EXERCISE —
Find the word "compactness" in the records below. List each line containing it.

- - -

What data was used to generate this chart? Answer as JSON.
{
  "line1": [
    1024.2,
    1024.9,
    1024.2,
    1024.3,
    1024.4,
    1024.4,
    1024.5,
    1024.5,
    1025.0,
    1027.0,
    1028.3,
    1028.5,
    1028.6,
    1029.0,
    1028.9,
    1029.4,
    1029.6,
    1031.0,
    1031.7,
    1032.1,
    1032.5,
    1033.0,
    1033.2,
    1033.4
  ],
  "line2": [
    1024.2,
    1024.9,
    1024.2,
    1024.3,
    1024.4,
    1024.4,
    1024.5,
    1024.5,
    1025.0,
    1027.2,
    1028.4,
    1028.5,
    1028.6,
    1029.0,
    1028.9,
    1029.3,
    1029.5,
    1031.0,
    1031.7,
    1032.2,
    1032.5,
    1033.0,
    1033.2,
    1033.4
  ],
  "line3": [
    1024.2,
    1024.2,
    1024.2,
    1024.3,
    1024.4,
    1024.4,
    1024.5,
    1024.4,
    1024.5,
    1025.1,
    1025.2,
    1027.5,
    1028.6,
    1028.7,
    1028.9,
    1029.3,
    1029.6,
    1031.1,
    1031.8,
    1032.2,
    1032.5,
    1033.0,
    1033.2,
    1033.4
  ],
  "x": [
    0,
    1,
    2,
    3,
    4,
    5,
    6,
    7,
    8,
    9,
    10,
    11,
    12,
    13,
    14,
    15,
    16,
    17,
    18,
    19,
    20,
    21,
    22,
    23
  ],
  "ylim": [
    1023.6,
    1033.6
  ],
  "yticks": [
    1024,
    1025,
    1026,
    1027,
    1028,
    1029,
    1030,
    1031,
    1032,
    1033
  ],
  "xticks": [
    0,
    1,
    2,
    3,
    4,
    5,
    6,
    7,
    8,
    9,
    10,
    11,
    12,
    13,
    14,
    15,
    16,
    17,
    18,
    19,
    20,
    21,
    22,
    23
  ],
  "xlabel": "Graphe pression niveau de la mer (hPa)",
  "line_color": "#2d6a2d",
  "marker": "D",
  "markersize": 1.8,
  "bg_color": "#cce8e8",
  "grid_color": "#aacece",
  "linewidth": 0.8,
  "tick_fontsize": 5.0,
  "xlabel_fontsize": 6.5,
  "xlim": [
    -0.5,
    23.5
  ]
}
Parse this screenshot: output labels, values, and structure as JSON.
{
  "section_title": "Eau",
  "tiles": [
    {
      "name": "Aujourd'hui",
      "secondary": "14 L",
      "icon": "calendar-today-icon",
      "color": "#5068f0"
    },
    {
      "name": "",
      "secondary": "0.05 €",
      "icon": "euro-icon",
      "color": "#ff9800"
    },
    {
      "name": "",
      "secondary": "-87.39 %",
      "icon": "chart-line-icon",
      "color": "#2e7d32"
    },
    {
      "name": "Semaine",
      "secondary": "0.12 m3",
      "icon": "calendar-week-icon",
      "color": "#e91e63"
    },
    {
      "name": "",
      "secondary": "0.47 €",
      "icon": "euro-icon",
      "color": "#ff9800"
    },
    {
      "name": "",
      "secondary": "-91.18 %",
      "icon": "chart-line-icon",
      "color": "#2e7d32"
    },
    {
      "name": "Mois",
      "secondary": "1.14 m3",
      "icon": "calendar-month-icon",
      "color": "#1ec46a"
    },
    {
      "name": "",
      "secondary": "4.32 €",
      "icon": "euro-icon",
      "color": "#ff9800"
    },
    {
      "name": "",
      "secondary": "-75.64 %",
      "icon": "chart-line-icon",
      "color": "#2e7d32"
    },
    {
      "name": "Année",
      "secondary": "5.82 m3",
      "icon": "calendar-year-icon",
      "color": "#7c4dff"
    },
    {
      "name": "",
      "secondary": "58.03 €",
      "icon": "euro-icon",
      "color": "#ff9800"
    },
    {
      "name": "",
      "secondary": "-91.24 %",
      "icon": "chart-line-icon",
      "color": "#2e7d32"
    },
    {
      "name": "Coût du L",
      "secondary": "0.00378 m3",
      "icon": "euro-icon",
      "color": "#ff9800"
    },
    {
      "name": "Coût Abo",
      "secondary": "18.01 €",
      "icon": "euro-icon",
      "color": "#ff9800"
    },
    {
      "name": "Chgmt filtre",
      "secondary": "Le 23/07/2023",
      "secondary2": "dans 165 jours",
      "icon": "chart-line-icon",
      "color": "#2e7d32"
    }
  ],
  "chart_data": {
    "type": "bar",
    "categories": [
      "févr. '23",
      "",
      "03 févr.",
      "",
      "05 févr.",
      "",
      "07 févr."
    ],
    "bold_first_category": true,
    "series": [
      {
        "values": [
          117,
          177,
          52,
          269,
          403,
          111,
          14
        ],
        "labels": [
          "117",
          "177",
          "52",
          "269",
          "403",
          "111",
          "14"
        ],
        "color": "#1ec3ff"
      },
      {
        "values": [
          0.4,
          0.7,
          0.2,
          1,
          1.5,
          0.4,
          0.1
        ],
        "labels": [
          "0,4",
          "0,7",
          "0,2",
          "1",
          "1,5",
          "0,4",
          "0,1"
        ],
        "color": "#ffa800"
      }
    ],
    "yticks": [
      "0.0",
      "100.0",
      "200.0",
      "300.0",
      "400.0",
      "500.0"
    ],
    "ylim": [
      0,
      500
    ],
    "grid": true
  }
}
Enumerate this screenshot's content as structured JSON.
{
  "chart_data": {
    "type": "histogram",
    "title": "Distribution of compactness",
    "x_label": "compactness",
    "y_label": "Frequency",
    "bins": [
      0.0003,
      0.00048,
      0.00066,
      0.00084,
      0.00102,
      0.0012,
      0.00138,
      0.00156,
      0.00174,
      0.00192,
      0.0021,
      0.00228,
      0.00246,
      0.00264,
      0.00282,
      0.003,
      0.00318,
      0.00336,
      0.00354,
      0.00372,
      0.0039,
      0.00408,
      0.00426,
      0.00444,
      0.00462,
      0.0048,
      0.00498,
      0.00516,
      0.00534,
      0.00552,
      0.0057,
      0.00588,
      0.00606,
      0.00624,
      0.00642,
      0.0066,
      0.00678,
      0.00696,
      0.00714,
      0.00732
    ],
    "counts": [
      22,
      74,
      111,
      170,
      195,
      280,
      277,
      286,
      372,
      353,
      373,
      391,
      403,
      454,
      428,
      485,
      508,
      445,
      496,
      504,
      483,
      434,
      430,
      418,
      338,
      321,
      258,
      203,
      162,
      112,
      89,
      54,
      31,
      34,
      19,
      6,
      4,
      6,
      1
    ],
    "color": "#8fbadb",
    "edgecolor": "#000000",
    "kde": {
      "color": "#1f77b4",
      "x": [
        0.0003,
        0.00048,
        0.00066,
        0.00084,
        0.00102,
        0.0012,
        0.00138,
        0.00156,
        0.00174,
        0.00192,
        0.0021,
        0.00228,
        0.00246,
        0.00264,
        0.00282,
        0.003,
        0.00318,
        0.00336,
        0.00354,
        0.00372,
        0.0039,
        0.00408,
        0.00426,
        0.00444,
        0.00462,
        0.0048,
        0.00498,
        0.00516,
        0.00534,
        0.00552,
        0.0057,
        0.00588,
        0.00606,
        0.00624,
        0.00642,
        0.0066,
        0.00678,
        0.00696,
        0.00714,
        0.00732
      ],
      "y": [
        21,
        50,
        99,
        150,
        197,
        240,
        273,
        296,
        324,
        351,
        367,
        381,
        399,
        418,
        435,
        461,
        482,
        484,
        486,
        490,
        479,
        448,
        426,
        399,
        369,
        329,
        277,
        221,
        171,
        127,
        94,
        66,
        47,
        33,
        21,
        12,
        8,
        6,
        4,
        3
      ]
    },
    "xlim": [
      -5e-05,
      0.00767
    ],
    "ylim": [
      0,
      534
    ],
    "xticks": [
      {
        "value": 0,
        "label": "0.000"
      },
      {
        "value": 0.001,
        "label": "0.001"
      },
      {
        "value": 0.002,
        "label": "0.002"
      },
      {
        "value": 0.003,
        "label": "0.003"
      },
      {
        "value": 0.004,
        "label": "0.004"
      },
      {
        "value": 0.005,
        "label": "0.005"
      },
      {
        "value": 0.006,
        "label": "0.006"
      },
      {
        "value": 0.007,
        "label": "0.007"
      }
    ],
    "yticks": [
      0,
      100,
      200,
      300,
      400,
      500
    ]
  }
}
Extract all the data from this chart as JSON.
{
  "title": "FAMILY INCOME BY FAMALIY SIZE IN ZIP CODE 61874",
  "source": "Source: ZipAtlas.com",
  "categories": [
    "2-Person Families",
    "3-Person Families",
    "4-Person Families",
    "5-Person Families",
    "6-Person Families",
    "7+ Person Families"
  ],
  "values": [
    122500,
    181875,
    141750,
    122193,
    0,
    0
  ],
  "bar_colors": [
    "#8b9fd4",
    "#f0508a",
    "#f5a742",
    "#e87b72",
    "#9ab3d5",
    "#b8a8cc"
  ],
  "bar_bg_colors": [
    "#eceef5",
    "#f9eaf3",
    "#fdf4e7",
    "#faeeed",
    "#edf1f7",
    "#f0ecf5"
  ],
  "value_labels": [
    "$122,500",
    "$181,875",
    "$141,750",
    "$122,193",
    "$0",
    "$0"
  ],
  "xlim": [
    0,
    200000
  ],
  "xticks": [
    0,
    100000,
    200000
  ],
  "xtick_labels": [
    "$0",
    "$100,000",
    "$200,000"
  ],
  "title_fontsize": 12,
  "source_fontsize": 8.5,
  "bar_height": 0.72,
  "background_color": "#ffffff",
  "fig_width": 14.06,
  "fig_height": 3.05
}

- - -

SOLUTION —
    "title": "Distribution of compactness",
    "x_label": "compactness",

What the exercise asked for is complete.